■ **To do**: In this exercise, return the whole listing exactly, excluding any images.

■ **Data for this exercise**:
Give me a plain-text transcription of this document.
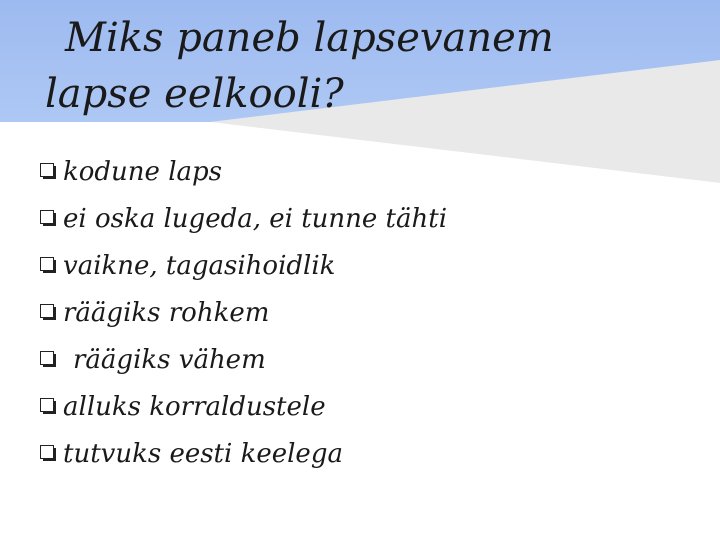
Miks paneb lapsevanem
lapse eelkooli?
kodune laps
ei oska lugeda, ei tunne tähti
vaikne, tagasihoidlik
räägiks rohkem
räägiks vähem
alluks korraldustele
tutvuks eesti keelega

■ **The response**:
Give me a plain-text transcription of this document.
Miks paneb lapsevanem
lapse eelkooli?
kodune laps
ei oska lugeda, ei tunne tähti
vaikne, tagasihoidlik
räägiks rohkem
räägiks vähem
alluks korraldustele
tutvuks eesti keelega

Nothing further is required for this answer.